2942 sayılı Kamulaştırma Kanununun 27. maddesinde; 3634 sayılı Milli Müdafaa Mükellefiyeti Kanununun uygulanmasında yurt savunması ihtiyacına veya aceleliğine Cumhurbaşkanınca karar alınacak hallerde veya özel kanunlarla öngörülen olağanüstü durumlarda gerekli olan taşınmaz malların kamulaştırılmasında kıymet takdiri dışındaki işlemler sonradan tamamlanmak üzere ilgili idarenin istemi ile mahkemece yedi gün içinde o taşınmaz malın 10. madde esasları dairesinde ve 15. madde uyarınca seçilecek bilirkişilerce tespit edilecek değeri, idare tarafından mal sahibi adına 10. maddeye göre yapılacak davetiye ve ilanda belirtilen bankaya yatırılarak o taşınmaz mala el konulabileceği, bu Kanunun 3. maddesinin 2. fıkrasında belirtilen hallerde yapılacak kamulaştırmalarda yatırılacak miktar, ödenecek ilk taksit bedeli olduğu düzenlemesine yer verilmiştir.
HUKUKİ DEĞERLENDİRME:
Usul Yönünden:
Davanın süresinde açılmadığı iddiası bakımından;
31/03/2023 tarihli Resmi Gazete'de yayımlanan dava konusu işleme karşı, davacı tarafından ilk olarak otuz günlük yasal dava açma süresi içinde 28/04/2023 tarihinde Dairemizin E:2023/3264 sayılı dosyasında açılan davada, 25/05/2023 tarih ve E:2023/3264, K:2023/5200 sayılı kararla dava dilekçesinin reddine karar verildiği, söz konusu kararın davacı vekiline tebliğinden sonra yasal süresi içerisinde yenileme dilekçesinin verildiği anlaşılmış ve davalı idarelerin süre aşımı itirazı yerinde görülmemiştir.
Esas Yönünden:
Anayasa’nın 35. maddesinde mülkiyet hakkının ancak kamu yararı amacıyla kanunla sınırlanabileceği belirtilmek suretiyle mülkiyet hakkına yönelik müdahalelerin kanunda öngörülmesi gereği ifade edilmiştir.
Anayasa ve uluslararası sözleşmelerde mülkiyet hakkını korumaya yönelik düzenlemelere yer verilmiş ve mülkiyet hakkı korunması gereken temel insan hakları arasında sayılmıştır. Mülkiyet hakkına müdahalelerin de olabileceği hükme bağlanarak bu müdahalelerde kamu yararı, kanuni düzenleme ve ölçülülük ya da orantılılık gibi uluslararası hukukun genel ilkelerinin varlığının dikkate alınması gerektiği, aksi durumda müdahalenin mülkiyet hakkının ihlaline neden olacağı kabul edilmiştir. Nitekim Anayasa Mahkemesi kararları ve Avrupa İnsan Hakları Mahkemesi içtihatlarıyla da bu hususların açık bir şekilde ortaya konulduğu görülmektedir.

Bir veri kümesinde yer alan kayıtlar
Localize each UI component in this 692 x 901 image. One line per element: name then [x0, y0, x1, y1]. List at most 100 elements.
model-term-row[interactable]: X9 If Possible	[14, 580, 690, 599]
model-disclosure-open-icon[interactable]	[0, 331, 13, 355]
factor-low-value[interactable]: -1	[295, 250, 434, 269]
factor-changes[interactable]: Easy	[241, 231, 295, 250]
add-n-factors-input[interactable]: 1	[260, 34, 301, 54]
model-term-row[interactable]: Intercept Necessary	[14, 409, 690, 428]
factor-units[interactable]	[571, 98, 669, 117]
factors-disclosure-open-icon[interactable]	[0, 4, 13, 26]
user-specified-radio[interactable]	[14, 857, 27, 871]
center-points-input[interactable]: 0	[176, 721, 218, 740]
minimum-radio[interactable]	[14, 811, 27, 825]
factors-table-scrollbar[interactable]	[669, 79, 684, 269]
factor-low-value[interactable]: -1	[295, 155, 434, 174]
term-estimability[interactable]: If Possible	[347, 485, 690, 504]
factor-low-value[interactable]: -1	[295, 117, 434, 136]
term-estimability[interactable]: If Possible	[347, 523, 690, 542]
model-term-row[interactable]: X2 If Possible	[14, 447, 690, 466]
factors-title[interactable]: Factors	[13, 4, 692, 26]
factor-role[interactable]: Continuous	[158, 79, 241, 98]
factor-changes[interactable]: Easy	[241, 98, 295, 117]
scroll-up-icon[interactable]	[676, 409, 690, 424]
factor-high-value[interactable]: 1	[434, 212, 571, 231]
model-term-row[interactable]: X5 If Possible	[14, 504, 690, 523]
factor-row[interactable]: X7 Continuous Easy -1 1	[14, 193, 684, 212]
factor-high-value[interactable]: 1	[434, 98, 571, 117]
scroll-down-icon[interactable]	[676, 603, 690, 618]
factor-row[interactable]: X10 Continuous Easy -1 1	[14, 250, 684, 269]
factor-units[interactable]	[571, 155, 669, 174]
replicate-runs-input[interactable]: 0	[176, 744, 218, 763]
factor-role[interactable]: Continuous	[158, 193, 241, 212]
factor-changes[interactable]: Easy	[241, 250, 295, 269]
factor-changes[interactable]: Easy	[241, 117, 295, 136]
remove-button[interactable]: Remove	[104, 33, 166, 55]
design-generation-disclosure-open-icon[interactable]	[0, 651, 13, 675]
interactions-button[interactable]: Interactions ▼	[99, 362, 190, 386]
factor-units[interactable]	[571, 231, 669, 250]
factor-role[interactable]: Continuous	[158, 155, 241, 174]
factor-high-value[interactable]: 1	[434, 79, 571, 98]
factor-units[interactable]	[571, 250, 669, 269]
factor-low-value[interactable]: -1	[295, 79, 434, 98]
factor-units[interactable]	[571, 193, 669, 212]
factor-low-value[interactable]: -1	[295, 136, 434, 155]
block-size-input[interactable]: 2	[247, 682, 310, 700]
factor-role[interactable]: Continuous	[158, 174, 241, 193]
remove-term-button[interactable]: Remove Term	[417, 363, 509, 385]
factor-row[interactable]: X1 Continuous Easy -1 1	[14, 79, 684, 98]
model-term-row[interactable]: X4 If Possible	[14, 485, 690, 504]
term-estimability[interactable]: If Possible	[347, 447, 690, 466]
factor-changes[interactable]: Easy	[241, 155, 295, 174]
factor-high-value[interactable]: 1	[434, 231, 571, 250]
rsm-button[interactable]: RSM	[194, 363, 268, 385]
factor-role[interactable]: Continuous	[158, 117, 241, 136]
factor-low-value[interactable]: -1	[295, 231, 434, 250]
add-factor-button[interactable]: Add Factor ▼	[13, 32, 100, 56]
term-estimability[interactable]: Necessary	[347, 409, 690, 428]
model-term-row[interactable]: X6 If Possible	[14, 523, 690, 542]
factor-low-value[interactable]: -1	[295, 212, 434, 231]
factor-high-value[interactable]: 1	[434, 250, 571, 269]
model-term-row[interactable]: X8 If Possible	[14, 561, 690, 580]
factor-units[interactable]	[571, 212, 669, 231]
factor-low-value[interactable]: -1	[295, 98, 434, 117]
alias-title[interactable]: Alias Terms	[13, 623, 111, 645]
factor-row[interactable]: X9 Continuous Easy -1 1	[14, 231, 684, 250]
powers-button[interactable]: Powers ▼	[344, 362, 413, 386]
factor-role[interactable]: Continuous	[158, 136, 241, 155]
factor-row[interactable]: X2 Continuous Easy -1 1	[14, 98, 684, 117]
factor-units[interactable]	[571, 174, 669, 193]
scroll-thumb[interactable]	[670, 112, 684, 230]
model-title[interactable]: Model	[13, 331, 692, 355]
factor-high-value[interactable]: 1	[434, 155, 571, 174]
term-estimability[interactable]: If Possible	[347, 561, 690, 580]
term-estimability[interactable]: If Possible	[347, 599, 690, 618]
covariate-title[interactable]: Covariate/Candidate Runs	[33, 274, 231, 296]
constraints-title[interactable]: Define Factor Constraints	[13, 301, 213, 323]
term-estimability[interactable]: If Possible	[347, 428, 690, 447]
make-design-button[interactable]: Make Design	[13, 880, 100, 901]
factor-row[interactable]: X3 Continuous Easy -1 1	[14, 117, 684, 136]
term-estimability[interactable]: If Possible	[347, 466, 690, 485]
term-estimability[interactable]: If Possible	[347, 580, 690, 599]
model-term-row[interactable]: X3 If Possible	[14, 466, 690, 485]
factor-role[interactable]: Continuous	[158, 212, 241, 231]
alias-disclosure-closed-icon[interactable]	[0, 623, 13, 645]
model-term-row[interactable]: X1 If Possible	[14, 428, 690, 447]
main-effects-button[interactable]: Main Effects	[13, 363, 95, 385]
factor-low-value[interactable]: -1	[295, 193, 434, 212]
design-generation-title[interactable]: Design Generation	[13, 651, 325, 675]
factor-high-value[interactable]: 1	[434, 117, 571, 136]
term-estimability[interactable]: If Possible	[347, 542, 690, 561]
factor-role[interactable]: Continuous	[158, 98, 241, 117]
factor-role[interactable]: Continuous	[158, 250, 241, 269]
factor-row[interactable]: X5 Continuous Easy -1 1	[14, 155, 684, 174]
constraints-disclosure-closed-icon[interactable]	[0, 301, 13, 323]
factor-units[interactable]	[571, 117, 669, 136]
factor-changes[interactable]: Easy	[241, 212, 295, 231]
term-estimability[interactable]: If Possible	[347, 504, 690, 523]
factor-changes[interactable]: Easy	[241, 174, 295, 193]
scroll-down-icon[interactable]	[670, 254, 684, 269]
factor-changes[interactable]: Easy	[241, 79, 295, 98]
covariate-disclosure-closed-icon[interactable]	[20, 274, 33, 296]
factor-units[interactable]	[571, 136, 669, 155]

§ Görev
Kamulaştırma ve mülkiyet hakkı üzerine olan metinde "Anayasa ve uluslararası" ile başlayıp "ortaya konulduğu görülmektedir." dahil olmak üzere devam eden bölümü hiç değiştirmeden yeniden yazın.

§ Alıştırma çözümü
Anayasa ve uluslararası sözleşmelerde mülkiyet hakkını korumaya yönelik düzenlemelere yer verilmiş ve mülkiyet hakkı korunması gereken temel insan hakları arasında sayılmıştır. Mülkiyet hakkına müdahalelerin de olabileceği hükme bağlanarak bu müdahalelerde kamu yararı, kanuni düzenleme ve ölçülülük ya da orantılılık gibi uluslararası hukukun genel ilkelerinin varlığının dikkate alınması gerektiği, aksi durumda müdahalenin mülkiyet hakkının ihlaline neden olacağı kabul edilmiştir. Nitekim Anayasa Mahkemesi kararları ve Avrupa İnsan Hakları Mahkemesi içtihatlarıyla da bu hususların açık bir şekilde ortaya konulduğu görülmektedir.